▶ **Request A**:
Answer these about the excerpted text on qualitative researchers and text analytics:
(i) What is the total population for a product made only for US State Governors?
(ii) Which parts of the USA does the hamburger example name?
(iii) What does the text say "Qualitative" has everything to do with?

▶ **Excerpted text**:
First, there is one exception to this rule of only using Qual as pilot feedback for Quant. If you had a product for instance which was specifically made only for US State Governors, then your total population is only N=50. And of course it is highly unlikely that you would ever get all the Governors of each and every US State to participate in any research (which would be a census of all governors), and so if you were fortunate enough to have a group of say 5 Governors whom were willing to give you feedback on your product or service, you would and should obviously hang on to and over analyze every single comment they gave you.

IF however you have even a slightly more common mainstream product, I’ll take a very common product like hamburgers as an example, and you are relying on 5-10 focus groups of n=12 to determine how different parts of the USA (North East, Mid-West, South and West) like their burgers, and rather than feeding  directly into some quantitative research instrument with a greater sample, you issue a ‘Report’ that you share with management; well then you’ve probably just wasted a lot of time and money for some extremely inaccurate and dangerous findings. Yet surprisingly, this happens far more often than one would imagine.

Cognitive Dissonance Among Qual Researchers when Using OdinText

How do I know this you may ask? Good Text Analytics software is really about data mining and pattern recognition. When I first launched OdinText we had a lot of inquiries from Qualitative researchers who wanted some way to make their lives easier. After all, they had “a lot” of unstructured/text comment data which was time consuming for them to process, read, organize and analyze. Certainly, software made to “Analyze Text” must therefore be the answer to their problems.

The problem was that the majority of Qual researchers work with tiny projects/sample, interviews and groups between n=1 and n=12. Even if they do a couple of groups like in the hamburger example I gave above, we’re still taking about a total of just around n=100 representing four or more regional groups of interest, and therefore fewer than n=25 per group. It is impossible to get meaningful/statistically comparable findings and identify real patterns between the key groups of interest in this case.

The Little Noticed Trend In Qual (Qual Data is Getting Bigger)

However, slowly across the past couple of years or so, for the first time I’ve seen a movement of some ‘Qualitative’ shops and researchers, toward Quant. They have started working with larger data sets than before. In some cases, it has been because they have been pulled in to manage larger ongoing community/boards, in some cases larger social media projects, and in others, they have started using survey data mixed with qual, or even better, employing qualitative techniques in quant research (think better open-ends in survey research).

For this reason, we now have a small but growing group of ‘former’ Qual researchers using OdinText. These researchers aren’t our typical mixed data or quantitative researchers, but qualitative researchers that are working with larger samples.

And guess what, “Qualitative” has nothing to do with whether data is in text or numeric format, instead it has everything to so with sample size. And so perhaps unknowingly, these ‘Qualitative Researchers’ have taken the step across the line into Quantitative territory, where often for the first time in their career, statistics can actually be used. – And it can be shocking!

My Experience with ‘Qualitative’ Researchers going Quant/using Text Analytics

Let me explain what I mean. Recently several researchers that come from a clear ‘Qual’ background have become users of our software OdinText. The reason is that the amount of data they had was quickly getting “bigger than they were able to handle”. They believe they are still dealing with “Qualitative” data because most of it is text based, but actually because of the volume, they are now Quant researchers whether they know it or not (text or numeric data is irrelevant).

▶ **Request B**: Recast the rows as a numbered list, starting with the first row and going on through the row with "phone-screen-before: 12:19 Media", leaving out any blank lines.

▶ **Supplied material**:
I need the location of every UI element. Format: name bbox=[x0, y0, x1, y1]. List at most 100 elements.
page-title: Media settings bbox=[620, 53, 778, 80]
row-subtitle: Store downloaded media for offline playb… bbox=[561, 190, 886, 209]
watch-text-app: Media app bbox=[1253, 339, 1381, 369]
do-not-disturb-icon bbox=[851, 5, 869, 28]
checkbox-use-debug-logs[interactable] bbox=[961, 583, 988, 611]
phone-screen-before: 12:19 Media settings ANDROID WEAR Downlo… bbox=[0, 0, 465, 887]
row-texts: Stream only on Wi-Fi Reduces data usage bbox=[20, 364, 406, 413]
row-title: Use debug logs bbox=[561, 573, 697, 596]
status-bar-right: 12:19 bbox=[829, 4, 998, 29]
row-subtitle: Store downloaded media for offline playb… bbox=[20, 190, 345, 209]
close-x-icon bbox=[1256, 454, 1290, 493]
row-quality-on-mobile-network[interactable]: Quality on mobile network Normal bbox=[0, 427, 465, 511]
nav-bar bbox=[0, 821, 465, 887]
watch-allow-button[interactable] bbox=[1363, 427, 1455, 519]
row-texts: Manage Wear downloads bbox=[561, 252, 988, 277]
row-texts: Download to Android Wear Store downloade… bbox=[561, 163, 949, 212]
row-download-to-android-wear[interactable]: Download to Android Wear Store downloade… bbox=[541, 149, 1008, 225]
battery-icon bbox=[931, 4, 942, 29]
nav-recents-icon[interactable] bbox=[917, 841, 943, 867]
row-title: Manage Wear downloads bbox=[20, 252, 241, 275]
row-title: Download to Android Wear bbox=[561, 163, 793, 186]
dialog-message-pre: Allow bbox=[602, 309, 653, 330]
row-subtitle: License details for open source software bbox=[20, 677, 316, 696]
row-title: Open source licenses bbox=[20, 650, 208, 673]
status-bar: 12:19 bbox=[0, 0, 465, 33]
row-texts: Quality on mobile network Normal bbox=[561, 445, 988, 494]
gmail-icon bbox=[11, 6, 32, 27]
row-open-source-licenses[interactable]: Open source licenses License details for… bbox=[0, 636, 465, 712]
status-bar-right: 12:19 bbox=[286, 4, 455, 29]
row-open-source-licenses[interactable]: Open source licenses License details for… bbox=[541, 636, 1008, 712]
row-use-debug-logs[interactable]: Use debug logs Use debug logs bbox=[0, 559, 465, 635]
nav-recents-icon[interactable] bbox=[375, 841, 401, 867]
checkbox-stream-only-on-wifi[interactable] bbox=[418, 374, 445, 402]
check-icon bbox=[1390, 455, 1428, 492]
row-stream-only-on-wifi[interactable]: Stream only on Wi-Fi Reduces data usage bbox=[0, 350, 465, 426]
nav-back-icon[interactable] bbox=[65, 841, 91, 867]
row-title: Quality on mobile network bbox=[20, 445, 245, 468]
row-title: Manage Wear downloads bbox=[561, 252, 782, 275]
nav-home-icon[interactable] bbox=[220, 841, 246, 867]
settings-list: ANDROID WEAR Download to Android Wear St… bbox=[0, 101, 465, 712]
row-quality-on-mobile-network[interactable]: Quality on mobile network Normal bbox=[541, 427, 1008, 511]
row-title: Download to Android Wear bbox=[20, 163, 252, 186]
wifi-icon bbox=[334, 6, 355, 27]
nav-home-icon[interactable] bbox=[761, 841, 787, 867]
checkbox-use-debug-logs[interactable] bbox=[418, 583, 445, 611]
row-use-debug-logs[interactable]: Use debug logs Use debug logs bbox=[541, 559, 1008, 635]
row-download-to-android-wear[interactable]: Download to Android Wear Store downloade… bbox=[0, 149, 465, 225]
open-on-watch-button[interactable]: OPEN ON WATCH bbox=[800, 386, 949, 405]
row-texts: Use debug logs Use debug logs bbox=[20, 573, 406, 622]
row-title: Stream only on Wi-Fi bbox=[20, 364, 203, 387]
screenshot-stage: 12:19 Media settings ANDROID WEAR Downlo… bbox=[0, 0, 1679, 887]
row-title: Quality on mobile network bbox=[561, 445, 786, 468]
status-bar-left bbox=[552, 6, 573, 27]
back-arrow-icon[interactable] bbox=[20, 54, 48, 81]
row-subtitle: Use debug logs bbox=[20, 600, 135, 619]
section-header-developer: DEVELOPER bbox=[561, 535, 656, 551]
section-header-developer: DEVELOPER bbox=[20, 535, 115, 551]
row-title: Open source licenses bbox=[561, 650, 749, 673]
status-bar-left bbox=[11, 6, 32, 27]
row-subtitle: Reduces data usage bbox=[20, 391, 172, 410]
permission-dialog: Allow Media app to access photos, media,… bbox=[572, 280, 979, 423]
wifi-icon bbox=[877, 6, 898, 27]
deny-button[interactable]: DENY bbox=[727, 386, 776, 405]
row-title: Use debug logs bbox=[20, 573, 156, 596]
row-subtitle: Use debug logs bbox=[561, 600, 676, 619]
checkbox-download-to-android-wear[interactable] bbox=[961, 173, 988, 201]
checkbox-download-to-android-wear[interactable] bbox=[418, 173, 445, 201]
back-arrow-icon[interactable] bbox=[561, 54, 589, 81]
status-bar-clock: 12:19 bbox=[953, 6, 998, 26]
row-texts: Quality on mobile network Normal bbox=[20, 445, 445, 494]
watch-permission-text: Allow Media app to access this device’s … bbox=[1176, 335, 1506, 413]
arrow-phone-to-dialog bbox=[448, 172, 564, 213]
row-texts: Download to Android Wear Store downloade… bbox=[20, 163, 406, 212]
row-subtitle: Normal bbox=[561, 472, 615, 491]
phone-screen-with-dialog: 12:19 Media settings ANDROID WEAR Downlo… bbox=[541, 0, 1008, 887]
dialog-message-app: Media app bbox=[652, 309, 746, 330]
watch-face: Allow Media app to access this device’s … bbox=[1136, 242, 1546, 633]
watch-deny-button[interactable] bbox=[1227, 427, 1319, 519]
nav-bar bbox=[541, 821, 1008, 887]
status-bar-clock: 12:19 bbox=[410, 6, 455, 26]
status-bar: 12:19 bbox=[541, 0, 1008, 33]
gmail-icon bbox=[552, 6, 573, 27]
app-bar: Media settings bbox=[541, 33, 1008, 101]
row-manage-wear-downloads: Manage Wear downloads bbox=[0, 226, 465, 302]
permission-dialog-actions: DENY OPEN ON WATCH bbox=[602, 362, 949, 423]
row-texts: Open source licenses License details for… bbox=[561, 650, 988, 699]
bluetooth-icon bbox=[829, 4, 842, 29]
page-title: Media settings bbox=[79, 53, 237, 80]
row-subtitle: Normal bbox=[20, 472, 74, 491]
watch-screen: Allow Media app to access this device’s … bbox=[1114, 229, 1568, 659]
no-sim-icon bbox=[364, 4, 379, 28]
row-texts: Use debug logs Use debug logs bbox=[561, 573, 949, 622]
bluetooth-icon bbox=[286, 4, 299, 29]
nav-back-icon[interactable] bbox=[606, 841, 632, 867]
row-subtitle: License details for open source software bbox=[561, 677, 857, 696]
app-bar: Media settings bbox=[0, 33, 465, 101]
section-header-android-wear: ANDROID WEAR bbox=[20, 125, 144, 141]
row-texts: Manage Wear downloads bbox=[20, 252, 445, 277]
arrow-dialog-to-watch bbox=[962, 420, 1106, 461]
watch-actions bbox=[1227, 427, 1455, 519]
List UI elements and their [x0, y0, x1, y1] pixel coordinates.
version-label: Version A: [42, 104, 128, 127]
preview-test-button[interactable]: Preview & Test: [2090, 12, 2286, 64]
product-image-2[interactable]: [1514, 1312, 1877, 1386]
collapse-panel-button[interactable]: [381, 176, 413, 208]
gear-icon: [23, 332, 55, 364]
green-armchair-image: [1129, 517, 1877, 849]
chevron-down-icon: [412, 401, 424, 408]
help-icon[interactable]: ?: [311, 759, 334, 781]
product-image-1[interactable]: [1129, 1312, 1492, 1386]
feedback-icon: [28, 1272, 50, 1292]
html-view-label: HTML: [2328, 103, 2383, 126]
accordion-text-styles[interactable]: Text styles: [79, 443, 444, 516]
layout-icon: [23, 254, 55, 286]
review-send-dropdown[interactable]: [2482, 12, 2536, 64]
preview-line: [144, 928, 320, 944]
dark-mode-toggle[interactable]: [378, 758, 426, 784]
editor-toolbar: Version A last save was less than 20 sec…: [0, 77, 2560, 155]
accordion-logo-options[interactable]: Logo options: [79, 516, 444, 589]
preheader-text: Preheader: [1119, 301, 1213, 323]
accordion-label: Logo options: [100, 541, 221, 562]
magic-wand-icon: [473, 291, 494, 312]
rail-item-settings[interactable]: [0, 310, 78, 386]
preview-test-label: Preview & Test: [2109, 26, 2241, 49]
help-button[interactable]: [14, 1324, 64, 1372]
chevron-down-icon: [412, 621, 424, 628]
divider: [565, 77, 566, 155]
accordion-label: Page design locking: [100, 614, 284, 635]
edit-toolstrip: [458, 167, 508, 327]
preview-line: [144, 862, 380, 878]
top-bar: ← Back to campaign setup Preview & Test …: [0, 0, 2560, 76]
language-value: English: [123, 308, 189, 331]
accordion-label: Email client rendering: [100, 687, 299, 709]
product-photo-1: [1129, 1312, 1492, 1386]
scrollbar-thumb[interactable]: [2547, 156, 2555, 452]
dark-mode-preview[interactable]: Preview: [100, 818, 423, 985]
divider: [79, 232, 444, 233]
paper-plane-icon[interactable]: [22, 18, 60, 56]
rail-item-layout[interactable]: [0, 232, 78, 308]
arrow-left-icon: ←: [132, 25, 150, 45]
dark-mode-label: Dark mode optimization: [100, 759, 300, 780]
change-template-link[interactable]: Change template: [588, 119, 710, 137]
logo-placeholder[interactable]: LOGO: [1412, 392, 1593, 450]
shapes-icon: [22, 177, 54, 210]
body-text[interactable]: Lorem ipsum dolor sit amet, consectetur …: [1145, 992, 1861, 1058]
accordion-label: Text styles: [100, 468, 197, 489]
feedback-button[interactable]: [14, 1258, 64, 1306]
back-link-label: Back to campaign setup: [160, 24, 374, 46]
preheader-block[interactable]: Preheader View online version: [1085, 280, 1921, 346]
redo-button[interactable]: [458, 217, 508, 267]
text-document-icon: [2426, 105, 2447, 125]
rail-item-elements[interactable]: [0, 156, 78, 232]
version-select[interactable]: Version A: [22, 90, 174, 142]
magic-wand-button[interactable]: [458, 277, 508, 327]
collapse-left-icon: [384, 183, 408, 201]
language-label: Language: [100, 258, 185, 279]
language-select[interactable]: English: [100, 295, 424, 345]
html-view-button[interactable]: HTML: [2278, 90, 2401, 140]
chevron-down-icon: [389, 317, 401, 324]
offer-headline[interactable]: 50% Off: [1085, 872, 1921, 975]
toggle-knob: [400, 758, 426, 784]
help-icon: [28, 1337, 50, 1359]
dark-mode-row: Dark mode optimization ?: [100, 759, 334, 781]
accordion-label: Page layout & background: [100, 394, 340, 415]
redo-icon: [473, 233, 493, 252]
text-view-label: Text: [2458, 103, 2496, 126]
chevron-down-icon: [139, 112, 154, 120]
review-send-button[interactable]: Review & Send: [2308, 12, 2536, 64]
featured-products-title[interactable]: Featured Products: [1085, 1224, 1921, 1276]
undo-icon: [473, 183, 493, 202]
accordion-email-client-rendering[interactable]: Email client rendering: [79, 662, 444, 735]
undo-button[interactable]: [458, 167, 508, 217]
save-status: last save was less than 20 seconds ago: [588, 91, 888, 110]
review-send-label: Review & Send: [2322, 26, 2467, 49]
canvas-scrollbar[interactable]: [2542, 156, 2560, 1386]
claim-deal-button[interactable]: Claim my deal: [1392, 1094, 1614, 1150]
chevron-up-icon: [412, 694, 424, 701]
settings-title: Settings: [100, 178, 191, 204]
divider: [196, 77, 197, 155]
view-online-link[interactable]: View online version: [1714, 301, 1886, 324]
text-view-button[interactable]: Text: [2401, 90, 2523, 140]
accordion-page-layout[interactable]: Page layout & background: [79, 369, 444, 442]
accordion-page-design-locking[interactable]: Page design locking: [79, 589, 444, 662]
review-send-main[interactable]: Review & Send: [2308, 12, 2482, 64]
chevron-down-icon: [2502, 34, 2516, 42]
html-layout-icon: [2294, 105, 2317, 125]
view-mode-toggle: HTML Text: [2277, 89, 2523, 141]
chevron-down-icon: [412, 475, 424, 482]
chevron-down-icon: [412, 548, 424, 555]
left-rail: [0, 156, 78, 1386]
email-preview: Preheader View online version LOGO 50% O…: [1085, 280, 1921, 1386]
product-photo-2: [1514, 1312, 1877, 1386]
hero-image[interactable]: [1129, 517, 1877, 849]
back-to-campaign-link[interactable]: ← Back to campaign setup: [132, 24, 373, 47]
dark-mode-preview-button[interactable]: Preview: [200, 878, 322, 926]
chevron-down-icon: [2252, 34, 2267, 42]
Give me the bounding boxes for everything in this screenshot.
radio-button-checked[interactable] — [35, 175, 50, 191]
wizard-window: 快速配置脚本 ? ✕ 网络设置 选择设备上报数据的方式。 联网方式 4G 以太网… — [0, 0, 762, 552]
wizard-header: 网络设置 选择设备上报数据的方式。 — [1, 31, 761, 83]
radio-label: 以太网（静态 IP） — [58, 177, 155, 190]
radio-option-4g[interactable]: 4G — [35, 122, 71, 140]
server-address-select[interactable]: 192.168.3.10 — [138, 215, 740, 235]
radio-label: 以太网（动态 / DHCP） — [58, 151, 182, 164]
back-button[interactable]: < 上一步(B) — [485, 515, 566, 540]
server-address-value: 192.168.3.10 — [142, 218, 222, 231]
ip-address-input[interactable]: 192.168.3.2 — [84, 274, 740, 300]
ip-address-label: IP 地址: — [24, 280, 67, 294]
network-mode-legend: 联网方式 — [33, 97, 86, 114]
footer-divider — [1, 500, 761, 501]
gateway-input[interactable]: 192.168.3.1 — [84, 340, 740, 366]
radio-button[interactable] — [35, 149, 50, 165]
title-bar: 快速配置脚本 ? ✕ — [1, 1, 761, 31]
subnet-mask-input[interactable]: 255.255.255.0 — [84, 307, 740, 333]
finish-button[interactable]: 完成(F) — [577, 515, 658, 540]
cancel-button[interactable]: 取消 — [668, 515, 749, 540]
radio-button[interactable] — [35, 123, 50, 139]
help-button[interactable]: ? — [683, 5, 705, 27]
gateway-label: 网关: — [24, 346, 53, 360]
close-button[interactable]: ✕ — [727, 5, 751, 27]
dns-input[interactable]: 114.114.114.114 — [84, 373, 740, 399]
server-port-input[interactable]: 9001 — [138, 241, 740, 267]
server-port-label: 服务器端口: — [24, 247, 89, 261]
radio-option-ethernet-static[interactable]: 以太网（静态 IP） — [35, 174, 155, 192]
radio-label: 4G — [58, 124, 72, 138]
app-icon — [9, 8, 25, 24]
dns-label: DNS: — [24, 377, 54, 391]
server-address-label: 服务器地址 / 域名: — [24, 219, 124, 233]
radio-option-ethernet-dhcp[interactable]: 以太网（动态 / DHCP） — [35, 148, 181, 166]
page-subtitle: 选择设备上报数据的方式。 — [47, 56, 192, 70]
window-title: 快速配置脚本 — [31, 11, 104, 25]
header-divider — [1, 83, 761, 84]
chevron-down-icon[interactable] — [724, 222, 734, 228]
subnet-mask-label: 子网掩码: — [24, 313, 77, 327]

▶ **Correct response A**:
(i) N=50
(ii) North East, Mid-West, South and West
(iii) Sample size

▶ **Correct response B**:
1. I need the location of every UI element. Format: name bbox=[x0, y0, x1, y1]. List at most 100 elements.
2. page-title: Media settings bbox=[620, 53, 778, 80]
3. row-subtitle: Store downloaded media for offline playb… bbox=[561, 190, 886, 209]
4. watch-text-app: Media app bbox=[1253, 339, 1381, 369]
5. do-not-disturb-icon bbox=[851, 5, 869, 28]
6. checkbox-use-debug-logs[interactable] bbox=[961, 583, 988, 611]
7. phone-screen-before: 12:19 Media settings ANDROID WEAR Downlo… bbox=[0, 0, 465, 887]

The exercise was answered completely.